■ **Data provided**

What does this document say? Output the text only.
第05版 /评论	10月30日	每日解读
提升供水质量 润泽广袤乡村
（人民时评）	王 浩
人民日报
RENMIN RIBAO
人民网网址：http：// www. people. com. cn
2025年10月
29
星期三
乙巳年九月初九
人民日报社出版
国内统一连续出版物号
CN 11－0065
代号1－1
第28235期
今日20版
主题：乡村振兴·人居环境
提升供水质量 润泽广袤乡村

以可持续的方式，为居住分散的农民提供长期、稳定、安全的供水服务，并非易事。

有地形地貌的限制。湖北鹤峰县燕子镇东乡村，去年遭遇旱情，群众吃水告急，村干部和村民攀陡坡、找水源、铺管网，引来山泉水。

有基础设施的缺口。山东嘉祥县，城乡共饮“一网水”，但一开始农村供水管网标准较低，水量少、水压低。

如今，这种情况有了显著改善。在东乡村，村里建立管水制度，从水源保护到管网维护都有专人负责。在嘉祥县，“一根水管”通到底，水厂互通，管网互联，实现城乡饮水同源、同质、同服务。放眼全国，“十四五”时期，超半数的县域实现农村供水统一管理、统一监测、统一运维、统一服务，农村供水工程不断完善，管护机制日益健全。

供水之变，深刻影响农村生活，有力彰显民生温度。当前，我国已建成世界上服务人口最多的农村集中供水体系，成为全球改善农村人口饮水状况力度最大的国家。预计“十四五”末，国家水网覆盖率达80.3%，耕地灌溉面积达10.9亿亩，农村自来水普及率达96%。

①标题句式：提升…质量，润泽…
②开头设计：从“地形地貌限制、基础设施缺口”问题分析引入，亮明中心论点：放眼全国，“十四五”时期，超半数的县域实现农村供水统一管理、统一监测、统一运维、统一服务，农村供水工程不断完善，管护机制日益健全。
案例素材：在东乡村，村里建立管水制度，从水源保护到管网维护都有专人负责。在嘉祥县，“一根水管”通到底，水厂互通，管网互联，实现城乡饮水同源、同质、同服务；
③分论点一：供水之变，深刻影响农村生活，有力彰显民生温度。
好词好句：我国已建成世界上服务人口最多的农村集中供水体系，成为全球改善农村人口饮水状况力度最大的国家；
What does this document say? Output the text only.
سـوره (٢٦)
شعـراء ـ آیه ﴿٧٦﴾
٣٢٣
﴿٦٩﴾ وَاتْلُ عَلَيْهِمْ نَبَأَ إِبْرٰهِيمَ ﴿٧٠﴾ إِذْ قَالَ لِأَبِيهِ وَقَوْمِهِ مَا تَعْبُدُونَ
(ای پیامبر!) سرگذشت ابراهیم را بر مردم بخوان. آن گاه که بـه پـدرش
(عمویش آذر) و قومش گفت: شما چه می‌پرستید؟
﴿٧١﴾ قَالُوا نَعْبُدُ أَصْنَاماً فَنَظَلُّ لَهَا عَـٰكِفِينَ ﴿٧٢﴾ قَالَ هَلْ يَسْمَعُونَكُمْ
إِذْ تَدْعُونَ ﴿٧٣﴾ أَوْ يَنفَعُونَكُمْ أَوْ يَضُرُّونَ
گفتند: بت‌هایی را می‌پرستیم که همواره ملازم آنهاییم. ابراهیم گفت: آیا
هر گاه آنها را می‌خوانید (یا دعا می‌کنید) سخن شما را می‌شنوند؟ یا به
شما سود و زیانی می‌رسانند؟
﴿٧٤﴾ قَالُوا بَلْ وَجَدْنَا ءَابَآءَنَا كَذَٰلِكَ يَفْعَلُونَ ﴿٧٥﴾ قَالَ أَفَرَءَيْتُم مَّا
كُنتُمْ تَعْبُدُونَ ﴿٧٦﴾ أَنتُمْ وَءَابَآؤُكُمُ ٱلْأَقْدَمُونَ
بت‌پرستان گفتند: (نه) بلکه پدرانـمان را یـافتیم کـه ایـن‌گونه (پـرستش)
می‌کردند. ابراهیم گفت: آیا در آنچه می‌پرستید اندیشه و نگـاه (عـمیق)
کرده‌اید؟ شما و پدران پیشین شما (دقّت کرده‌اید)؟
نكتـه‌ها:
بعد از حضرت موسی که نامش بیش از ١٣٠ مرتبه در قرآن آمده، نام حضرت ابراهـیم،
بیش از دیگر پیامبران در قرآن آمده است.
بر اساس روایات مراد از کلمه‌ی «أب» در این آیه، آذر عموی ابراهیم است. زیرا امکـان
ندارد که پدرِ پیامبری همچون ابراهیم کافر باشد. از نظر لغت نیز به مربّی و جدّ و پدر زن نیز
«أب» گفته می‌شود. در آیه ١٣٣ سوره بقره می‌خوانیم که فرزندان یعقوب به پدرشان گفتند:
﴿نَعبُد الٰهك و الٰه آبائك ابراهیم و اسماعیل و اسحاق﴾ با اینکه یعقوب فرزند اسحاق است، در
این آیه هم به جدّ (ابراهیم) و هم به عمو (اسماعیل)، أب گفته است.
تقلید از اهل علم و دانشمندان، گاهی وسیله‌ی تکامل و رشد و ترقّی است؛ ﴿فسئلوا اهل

■ **What this task involves**
Print every record above exactly as written.

■ **Solution to this task**
What does this document say? Output the text only.
第05版 /评论	10月30日	每日解读
提升供水质量 润泽广袤乡村
（人民时评）	王 浩
人民日报
RENMIN RIBAO
人民网网址：http：// www. people. com. cn
2025年10月
29
星期三
乙巳年九月初九
人民日报社出版
国内统一连续出版物号
CN 11－0065
代号1－1
第28235期
今日20版
主题：乡村振兴·人居环境
提升供水质量 润泽广袤乡村

以可持续的方式，为居住分散的农民提供长期、稳定、安全的供水服务，并非易事。

有地形地貌的限制。湖北鹤峰县燕子镇东乡村，去年遭遇旱情，群众吃水告急，村干部和村民攀陡坡、找水源、铺管网，引来山泉水。

有基础设施的缺口。山东嘉祥县，城乡共饮“一网水”，但一开始农村供水管网标准较低，水量少、水压低。

如今，这种情况有了显著改善。在东乡村，村里建立管水制度，从水源保护到管网维护都有专人负责。在嘉祥县，“一根水管”通到底，水厂互通，管网互联，实现城乡饮水同源、同质、同服务。放眼全国，“十四五”时期，超半数的县域实现农村供水统一管理、统一监测、统一运维、统一服务，农村供水工程不断完善，管护机制日益健全。

供水之变，深刻影响农村生活，有力彰显民生温度。当前，我国已建成世界上服务人口最多的农村集中供水体系，成为全球改善农村人口饮水状况力度最大的国家。预计“十四五”末，国家水网覆盖率达80.3%，耕地灌溉面积达10.9亿亩，农村自来水普及率达96%。

①标题句式：提升…质量，润泽…
②开头设计：从“地形地貌限制、基础设施缺口”问题分析引入，亮明中心论点：放眼全国，“十四五”时期，超半数的县域实现农村供水统一管理、统一监测、统一运维、统一服务，农村供水工程不断完善，管护机制日益健全。
案例素材：在东乡村，村里建立管水制度，从水源保护到管网维护都有专人负责。在嘉祥县，“一根水管”通到底，水厂互通，管网互联，实现城乡饮水同源、同质、同服务；
③分论点一：供水之变，深刻影响农村生活，有力彰显民生温度。
好词好句：我国已建成世界上服务人口最多的农村集中供水体系，成为全球改善农村人口饮水状况力度最大的国家；
What does this document say? Output the text only.
سـوره (٢٦)
شعـراء ـ آیه ﴿٧٦﴾
٣٢٣
﴿٦٩﴾ وَاتْلُ عَلَيْهِمْ نَبَأَ إِبْرٰهِيمَ ﴿٧٠﴾ إِذْ قَالَ لِأَبِيهِ وَقَوْمِهِ مَا تَعْبُدُونَ
(ای پیامبر!) سرگذشت ابراهیم را بر مردم بخوان. آن گاه که بـه پـدرش
(عمویش آذر) و قومش گفت: شما چه می‌پرستید؟
﴿٧١﴾ قَالُوا نَعْبُدُ أَصْنَاماً فَنَظَلُّ لَهَا عَـٰكِفِينَ ﴿٧٢﴾ قَالَ هَلْ يَسْمَعُونَكُمْ
إِذْ تَدْعُونَ ﴿٧٣﴾ أَوْ يَنفَعُونَكُمْ أَوْ يَضُرُّونَ
گفتند: بت‌هایی را می‌پرستیم که همواره ملازم آنهاییم. ابراهیم گفت: آیا
هر گاه آنها را می‌خوانید (یا دعا می‌کنید) سخن شما را می‌شنوند؟ یا به
شما سود و زیانی می‌رسانند؟
﴿٧٤﴾ قَالُوا بَلْ وَجَدْنَا ءَابَآءَنَا كَذَٰلِكَ يَفْعَلُونَ ﴿٧٥﴾ قَالَ أَفَرَءَيْتُم مَّا
كُنتُمْ تَعْبُدُونَ ﴿٧٦﴾ أَنتُمْ وَءَابَآؤُكُمُ ٱلْأَقْدَمُونَ
بت‌پرستان گفتند: (نه) بلکه پدرانـمان را یـافتیم کـه ایـن‌گونه (پـرستش)
می‌کردند. ابراهیم گفت: آیا در آنچه می‌پرستید اندیشه و نگـاه (عـمیق)
کرده‌اید؟ شما و پدران پیشین شما (دقّت کرده‌اید)؟
نكتـه‌ها:
بعد از حضرت موسی که نامش بیش از ١٣٠ مرتبه در قرآن آمده، نام حضرت ابراهـیم،
بیش از دیگر پیامبران در قرآن آمده است.
بر اساس روایات مراد از کلمه‌ی «أب» در این آیه، آذر عموی ابراهیم است. زیرا امکـان
ندارد که پدرِ پیامبری همچون ابراهیم کافر باشد. از نظر لغت نیز به مربّی و جدّ و پدر زن نیز
«أب» گفته می‌شود. در آیه ١٣٣ سوره بقره می‌خوانیم که فرزندان یعقوب به پدرشان گفتند:
﴿نَعبُد الٰهك و الٰه آبائك ابراهیم و اسماعیل و اسحاق﴾ با اینکه یعقوب فرزند اسحاق است، در
این آیه هم به جدّ (ابراهیم) و هم به عمو (اسماعیل)، أب گفته است.
تقلید از اهل علم و دانشمندان، گاهی وسیله‌ی تکامل و رشد و ترقّی است؛ ﴿فسئلوا اهل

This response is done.